WHAT THIS TASK INVOLVES:
Skip the pictures. Transcribe the rest of the data below without changing a word.

....

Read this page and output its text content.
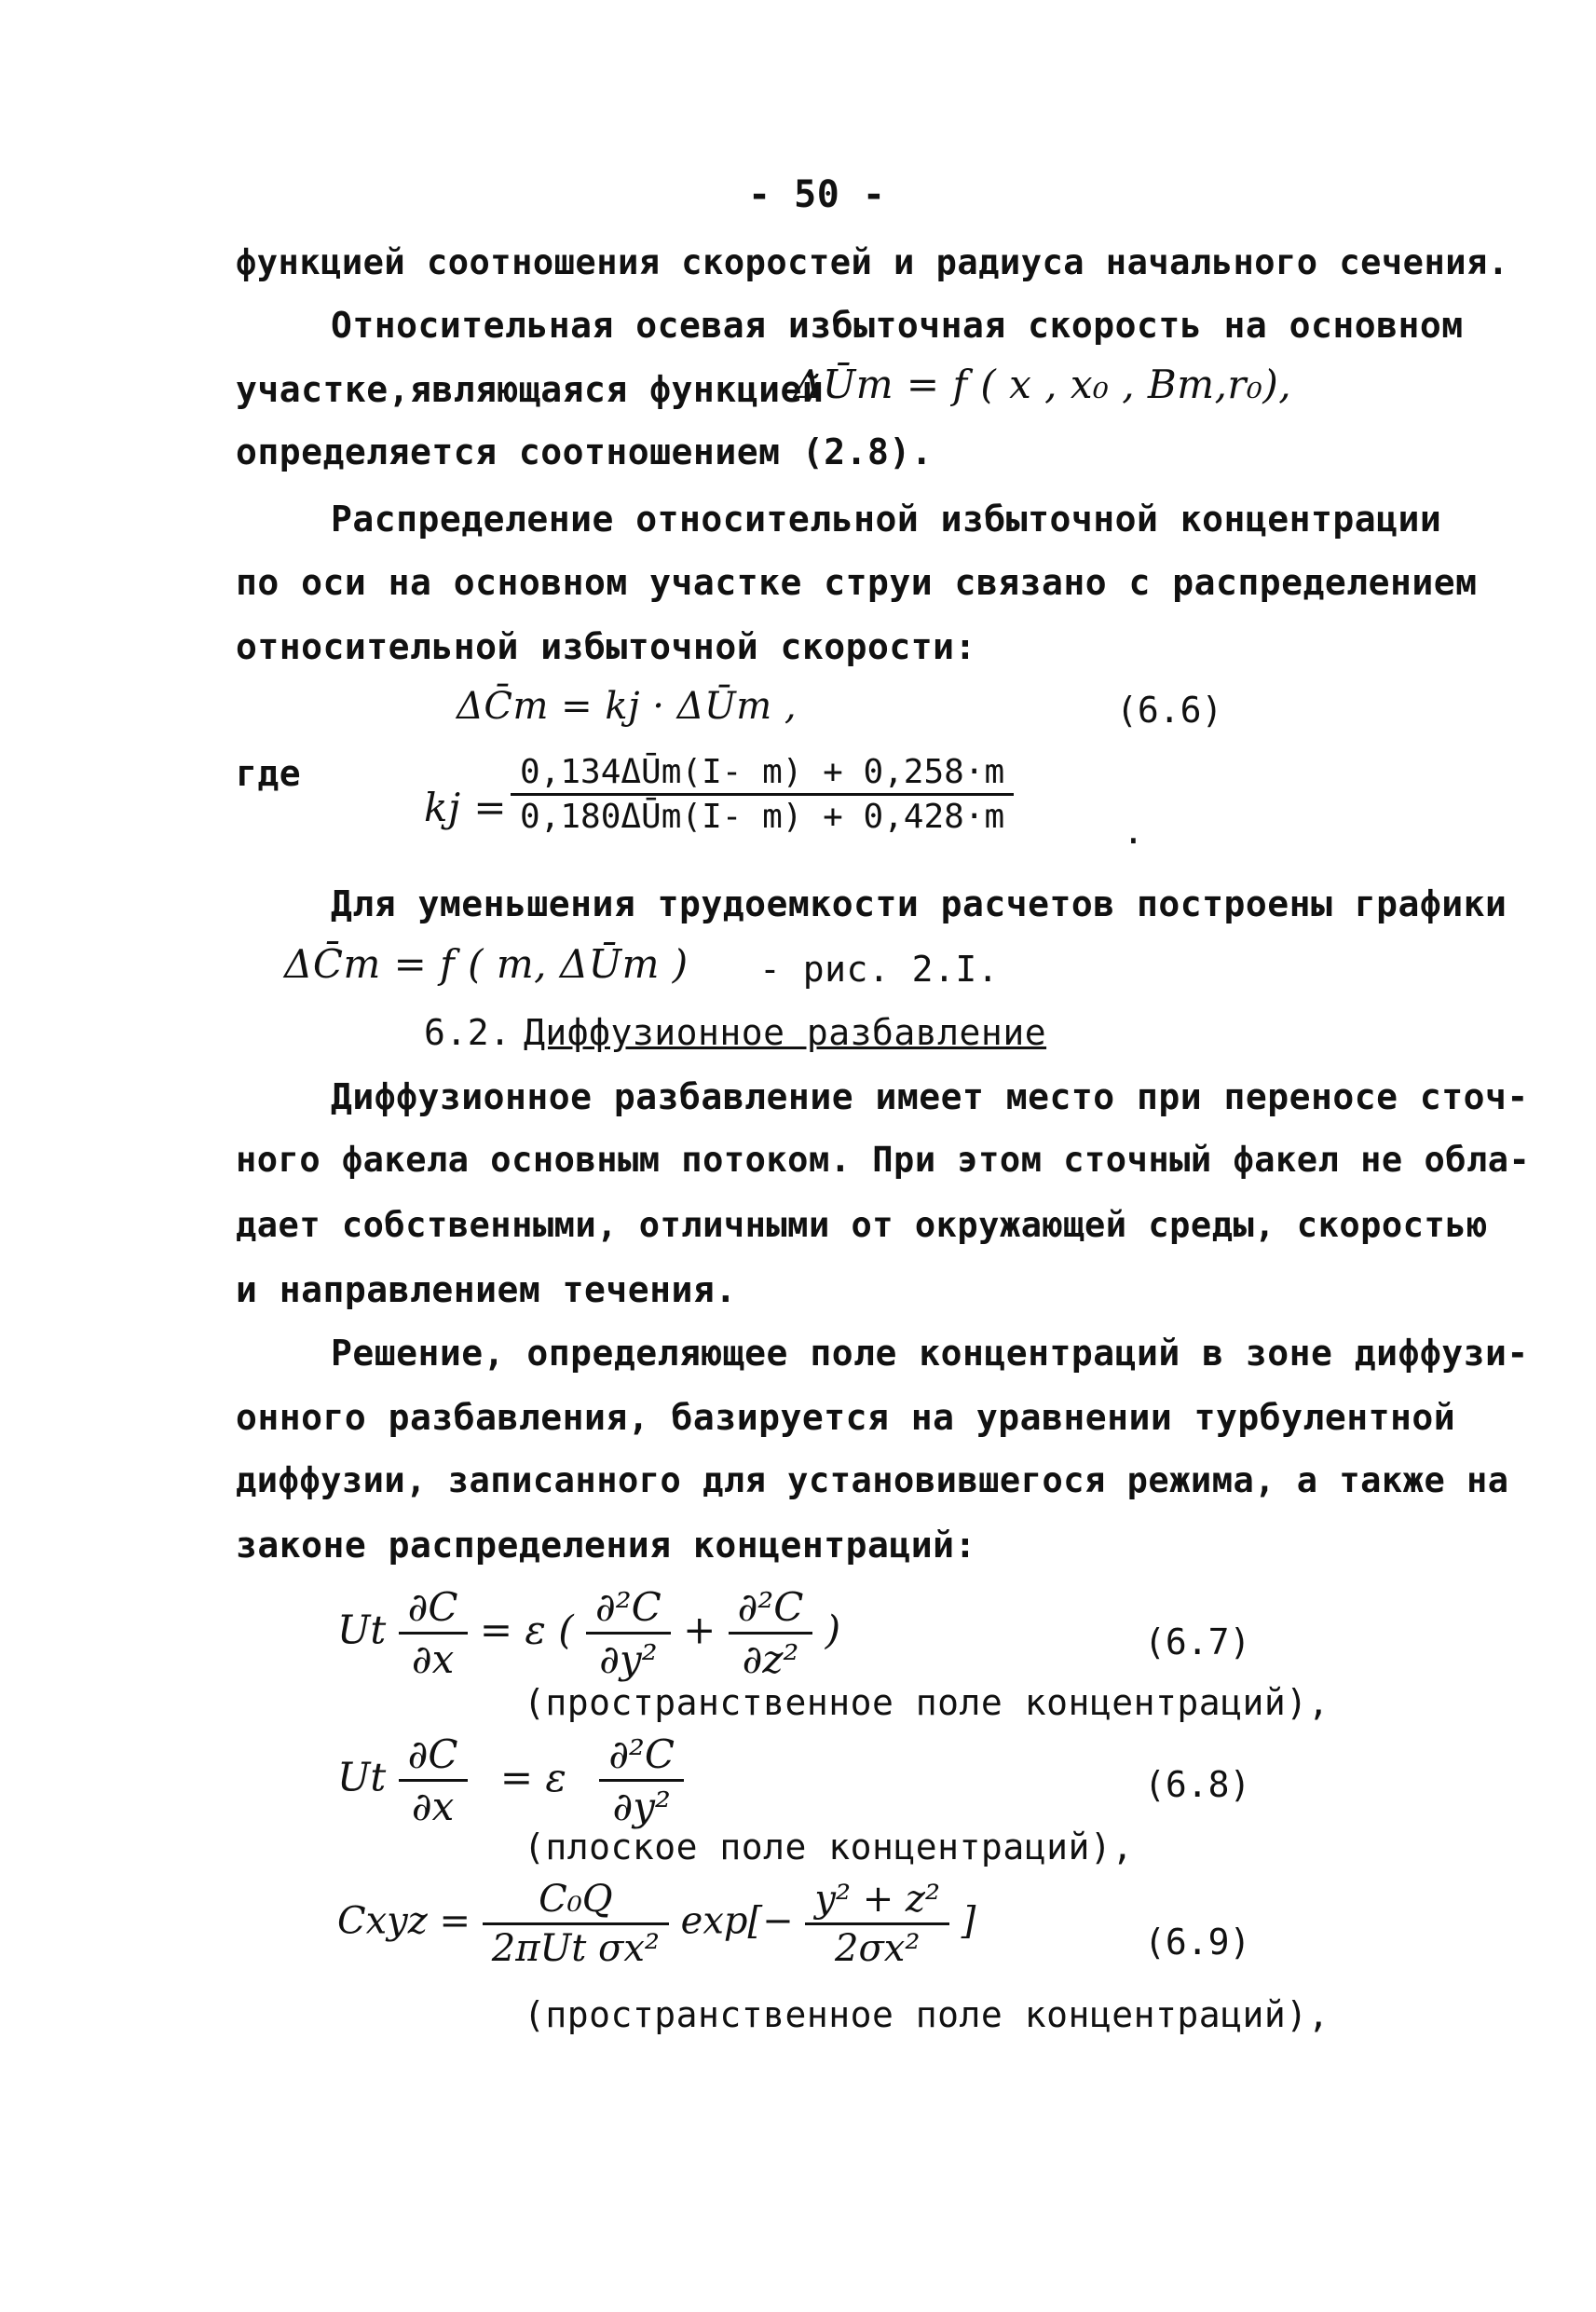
- 50 -
функцией соотношения скоростей и радиуса начального сечения.
Относительная осевая избыточная скорость на основном
участке,являющаяся функцией
ΔŪm = f ( x , x₀ , Bm,r₀),
определяется соотношением (2.8).
Распределение относительной избыточной концентрации
по оси на основном участке струи связано с распределением
относительной избыточной скорости:
ΔC̄m = kj · ΔŪm ,	(6.6)
где
kj =
0,134ΔŪm(I- m) + 0,258·m
0,180ΔŪm(I- m) + 0,428·m	.
Для уменьшения трудоемкости расчетов построены графики
ΔC̄m = f ( m, ΔŪm ) - рис. 2.I.
6.2. Диффузионное разбавление
Диффузионное разбавление имеет место при переносе сточ-
ного факела основным потоком. При этом сточный факел не обла-
дает собственными, отличными от окружающей среды, скоростью
и направлением течения.
Решение, определяющее поле концентраций в зоне диффузи-
онного разбавления, базируется на уравнении турбулентной
диффузии, записанного для установившегося режима, а также на
законе распределения концентраций:
Ut $\frac{\partial C}{\partial x} = \varepsilon$ ( $\frac{\text{∂²C}}{\text{∂y²}} + \frac{\text{∂²C}}{\text{∂z²}}$ )	(6.7)
(пространственное поле концентраций),
Ut $\frac{\partial C}{\partial x} = \varepsilon \frac{\text{∂²C}}{\text{∂y²}}$	(6.8)
(плоское поле концентраций),
Cxyz = $\frac{\text{C₀Q}}{\text{2πUt σx²}} \exp[- \frac{\text{y² + z²}}{\text{2σx²}}$ ]	(6.9)
(пространственное поле концентраций),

....

THE REPLY:
Read this page and output its text content.
- 50 -
функцией соотношения скоростей и радиуса начального сечения.
Относительная осевая избыточная скорость на основном
участке,являющаяся функцией
ΔŪm = f ( x , x₀ , Bm,r₀),
определяется соотношением (2.8).
Распределение относительной избыточной концентрации
по оси на основном участке струи связано с распределением
относительной избыточной скорости:
ΔC̄m = kj · ΔŪm ,	(6.6)
где
kj =
0,134ΔŪm(I- m) + 0,258·m
0,180ΔŪm(I- m) + 0,428·m	.
Для уменьшения трудоемкости расчетов построены графики
ΔC̄m = f ( m, ΔŪm ) - рис. 2.I.
6.2. Диффузионное разбавление
Диффузионное разбавление имеет место при переносе сточ-
ного факела основным потоком. При этом сточный факел не обла-
дает собственными, отличными от окружающей среды, скоростью
и направлением течения.
Решение, определяющее поле концентраций в зоне диффузи-
онного разбавления, базируется на уравнении турбулентной
диффузии, записанного для установившегося режима, а также на
законе распределения концентраций:
Ut $\frac{\partial C}{\partial x} = \varepsilon$ ( $\frac{\text{∂²C}}{\text{∂y²}} + \frac{\text{∂²C}}{\text{∂z²}}$ )	(6.7)
(пространственное поле концентраций),
Ut $\frac{\partial C}{\partial x} = \varepsilon \frac{\text{∂²C}}{\text{∂y²}}$	(6.8)
(плоское поле концентраций),
Cxyz = $\frac{\text{C₀Q}}{\text{2πUt σx²}} \exp[- \frac{\text{y² + z²}}{\text{2σx²}}$ ]	(6.9)
(пространственное поле концентраций),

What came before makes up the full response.